EXERCISE DESCRIPTION:
Read the records below and copy each line that contains "frac".

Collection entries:
────────────────
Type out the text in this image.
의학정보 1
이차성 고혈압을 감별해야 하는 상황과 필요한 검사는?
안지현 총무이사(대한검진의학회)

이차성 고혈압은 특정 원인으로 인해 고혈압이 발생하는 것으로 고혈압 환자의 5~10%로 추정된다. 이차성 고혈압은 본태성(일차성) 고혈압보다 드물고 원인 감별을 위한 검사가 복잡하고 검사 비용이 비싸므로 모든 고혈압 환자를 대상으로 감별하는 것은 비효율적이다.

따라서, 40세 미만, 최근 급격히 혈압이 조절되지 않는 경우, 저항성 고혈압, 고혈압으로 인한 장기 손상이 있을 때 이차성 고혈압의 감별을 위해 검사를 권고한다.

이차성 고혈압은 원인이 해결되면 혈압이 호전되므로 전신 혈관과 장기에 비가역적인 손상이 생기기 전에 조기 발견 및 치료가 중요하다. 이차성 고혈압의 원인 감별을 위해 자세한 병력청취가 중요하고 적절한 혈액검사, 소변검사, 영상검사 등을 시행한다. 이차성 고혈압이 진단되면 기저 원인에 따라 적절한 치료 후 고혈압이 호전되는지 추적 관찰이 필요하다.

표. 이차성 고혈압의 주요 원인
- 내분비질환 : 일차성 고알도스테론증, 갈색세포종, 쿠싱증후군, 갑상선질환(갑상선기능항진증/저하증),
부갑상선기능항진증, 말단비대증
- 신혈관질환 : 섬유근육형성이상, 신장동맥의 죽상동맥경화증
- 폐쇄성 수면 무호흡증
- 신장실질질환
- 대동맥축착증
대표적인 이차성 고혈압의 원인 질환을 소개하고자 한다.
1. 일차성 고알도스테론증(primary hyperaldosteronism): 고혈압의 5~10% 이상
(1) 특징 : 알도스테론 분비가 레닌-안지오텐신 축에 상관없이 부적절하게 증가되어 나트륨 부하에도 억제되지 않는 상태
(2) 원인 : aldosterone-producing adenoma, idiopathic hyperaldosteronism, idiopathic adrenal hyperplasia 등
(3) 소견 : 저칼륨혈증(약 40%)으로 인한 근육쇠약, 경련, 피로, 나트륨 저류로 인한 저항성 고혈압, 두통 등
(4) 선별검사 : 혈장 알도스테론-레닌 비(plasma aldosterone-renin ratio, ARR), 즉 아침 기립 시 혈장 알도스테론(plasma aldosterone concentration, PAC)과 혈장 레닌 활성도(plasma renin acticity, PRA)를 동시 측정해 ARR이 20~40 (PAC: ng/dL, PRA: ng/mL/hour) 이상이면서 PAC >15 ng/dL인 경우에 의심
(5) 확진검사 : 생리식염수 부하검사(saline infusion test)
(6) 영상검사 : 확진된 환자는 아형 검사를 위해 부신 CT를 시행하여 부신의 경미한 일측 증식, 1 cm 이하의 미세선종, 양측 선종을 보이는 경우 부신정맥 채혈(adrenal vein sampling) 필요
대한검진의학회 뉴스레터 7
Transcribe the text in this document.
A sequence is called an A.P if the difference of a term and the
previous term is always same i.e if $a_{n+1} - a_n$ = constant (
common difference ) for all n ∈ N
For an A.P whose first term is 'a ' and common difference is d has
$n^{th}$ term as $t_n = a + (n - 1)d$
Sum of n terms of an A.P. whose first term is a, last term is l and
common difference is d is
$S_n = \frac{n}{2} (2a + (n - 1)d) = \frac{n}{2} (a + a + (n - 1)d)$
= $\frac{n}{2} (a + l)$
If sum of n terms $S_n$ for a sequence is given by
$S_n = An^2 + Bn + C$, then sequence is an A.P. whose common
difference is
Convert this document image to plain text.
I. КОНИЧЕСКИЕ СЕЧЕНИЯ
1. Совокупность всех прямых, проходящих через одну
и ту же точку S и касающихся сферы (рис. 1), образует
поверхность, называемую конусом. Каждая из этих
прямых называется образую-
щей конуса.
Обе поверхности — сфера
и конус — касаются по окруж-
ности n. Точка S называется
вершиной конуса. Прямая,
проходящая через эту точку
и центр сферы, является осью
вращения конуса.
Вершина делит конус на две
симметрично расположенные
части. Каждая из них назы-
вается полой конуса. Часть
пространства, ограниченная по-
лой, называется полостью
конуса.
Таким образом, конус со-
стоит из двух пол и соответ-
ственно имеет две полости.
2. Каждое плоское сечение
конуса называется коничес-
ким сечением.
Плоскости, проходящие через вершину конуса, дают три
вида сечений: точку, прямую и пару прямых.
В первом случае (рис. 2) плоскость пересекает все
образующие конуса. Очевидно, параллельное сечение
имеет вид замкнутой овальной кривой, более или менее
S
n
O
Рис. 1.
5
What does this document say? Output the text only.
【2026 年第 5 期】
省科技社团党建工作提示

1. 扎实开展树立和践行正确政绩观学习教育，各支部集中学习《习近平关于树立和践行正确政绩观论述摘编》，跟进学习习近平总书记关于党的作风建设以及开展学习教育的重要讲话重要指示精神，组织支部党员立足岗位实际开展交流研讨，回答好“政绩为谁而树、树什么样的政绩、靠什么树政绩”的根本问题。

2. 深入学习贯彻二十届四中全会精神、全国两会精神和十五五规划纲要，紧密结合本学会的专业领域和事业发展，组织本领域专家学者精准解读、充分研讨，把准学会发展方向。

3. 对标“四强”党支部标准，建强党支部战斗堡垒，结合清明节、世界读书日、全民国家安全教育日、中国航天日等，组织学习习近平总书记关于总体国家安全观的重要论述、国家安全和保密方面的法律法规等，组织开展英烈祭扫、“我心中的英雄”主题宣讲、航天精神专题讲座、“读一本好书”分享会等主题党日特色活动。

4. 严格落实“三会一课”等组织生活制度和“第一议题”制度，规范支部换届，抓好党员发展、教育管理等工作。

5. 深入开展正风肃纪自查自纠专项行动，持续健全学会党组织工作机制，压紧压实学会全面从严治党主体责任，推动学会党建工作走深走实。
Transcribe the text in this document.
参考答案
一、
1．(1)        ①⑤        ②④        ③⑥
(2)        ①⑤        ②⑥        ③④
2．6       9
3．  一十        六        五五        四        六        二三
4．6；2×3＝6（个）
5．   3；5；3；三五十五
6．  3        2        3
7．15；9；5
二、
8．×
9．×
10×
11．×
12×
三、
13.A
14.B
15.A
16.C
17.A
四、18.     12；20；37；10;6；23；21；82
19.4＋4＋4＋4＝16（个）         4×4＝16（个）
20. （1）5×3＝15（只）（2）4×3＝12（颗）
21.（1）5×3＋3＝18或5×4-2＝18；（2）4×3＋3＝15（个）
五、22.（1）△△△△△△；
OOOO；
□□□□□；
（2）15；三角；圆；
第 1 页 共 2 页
────────────────
WRITTEN SOLUTION:
$S_n = \frac{n}{2} (2a + (n - 1)d) = \frac{n}{2} (a + a + (n - 1)d)$
= $\frac{n}{2} (a + l)$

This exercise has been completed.